Research has shown that 13–33% of the adult population of Australia have regular difficulty either getting to sleep or staying asleep. Insomnia can be a symptom of serious problems, including depression and chronic pain, but for many people it’s just the broken way our bodies process trauma. Acute insomnia (lasting less than 4 weeks) is most often precipitated by difficult life events, and it passes as the events pass. Long-term, chronic insomnia is a different beast: the fear of not being able to sleep is the thing that keeps you awake.
Scooter (aka Drew Ackerman) suffered from childhood insomnia. He had a lot of difficulty in primary school and he worried each sleepless night about what would happen at school the next day. “I felt like even if adults – my parents or adults – even if they wanted to help or understand, they just couldn’t. I think that’s a thing a lot of people that can’t sleep face. People that don’t have trouble falling asleep have trouble understanding; ‘What do you mean you can’t sleep? Why don’t you just close your eyes and go to sleep?’” he remembers, “To me [insomnia] felt both emotionally and mentally painful, almost physically painful.”

(Document structure recognition records)
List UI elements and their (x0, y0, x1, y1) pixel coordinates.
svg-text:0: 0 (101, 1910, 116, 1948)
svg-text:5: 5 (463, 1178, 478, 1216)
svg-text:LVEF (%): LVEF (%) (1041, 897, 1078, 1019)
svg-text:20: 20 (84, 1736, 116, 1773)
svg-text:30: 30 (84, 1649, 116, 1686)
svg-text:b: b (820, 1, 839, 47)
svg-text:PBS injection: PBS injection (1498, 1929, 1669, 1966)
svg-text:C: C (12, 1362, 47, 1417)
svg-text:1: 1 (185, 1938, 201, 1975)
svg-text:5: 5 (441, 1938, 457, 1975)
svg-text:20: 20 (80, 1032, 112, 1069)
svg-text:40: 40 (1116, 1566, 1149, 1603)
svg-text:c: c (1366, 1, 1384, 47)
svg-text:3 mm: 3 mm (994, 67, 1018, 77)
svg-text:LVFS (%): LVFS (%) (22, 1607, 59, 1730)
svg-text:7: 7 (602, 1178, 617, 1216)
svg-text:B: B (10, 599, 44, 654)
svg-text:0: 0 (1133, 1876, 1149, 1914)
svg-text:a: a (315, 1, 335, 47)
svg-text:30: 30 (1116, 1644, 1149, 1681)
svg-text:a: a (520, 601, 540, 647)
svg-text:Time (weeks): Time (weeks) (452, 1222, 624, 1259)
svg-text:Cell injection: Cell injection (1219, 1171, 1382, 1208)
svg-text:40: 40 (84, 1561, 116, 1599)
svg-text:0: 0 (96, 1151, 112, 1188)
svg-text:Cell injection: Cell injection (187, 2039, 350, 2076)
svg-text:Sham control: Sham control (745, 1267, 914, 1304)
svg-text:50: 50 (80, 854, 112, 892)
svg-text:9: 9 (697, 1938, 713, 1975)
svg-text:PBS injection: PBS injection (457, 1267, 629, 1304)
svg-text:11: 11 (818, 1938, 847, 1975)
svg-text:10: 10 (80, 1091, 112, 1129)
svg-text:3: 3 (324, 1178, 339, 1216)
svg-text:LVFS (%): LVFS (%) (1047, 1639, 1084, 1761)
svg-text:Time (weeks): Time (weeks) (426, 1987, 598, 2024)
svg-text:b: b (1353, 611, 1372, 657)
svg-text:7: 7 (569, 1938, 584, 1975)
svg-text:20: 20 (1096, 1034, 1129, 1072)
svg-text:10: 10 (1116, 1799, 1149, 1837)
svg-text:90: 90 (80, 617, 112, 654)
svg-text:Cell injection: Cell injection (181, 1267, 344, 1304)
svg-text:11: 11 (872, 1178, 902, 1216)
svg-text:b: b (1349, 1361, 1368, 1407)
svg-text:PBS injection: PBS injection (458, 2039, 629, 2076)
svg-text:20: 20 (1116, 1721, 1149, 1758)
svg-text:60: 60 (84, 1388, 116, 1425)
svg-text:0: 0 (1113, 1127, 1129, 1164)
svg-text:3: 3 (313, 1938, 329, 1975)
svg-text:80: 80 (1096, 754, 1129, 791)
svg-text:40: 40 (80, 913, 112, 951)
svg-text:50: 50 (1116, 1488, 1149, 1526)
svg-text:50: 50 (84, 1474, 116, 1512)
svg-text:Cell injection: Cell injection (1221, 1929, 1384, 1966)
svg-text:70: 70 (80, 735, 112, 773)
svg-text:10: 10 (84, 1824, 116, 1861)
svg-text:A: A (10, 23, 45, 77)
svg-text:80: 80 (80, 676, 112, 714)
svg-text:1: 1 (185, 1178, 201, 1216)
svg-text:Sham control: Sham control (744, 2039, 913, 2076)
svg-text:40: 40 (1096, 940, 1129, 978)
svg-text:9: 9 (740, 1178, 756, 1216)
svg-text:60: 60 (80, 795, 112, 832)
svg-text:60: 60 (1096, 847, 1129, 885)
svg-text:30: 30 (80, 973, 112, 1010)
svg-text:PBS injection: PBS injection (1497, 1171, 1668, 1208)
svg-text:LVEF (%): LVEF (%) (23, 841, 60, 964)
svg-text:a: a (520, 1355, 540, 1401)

▸ Problem details
Copy everything from "Research has shown" down to "keeps you awake." in the insomnia text, replacing "chronic pain" with "persistent pain". This listing has no connection to the insomnia text.

▸ Reply to the task
Research has shown that 13–33% of the adult population of Australia have regular difficulty either getting to sleep or staying asleep. Insomnia can be a symptom of serious problems, including depression and persistent pain, but for many people it’s just the broken way our bodies process trauma. Acute insomnia (lasting less than 4 weeks) is most often precipitated by difficult life events, and it passes as the events pass. Long-term, chronic insomnia is a different beast: the fear of not being able to sleep is the thing that keeps you awake.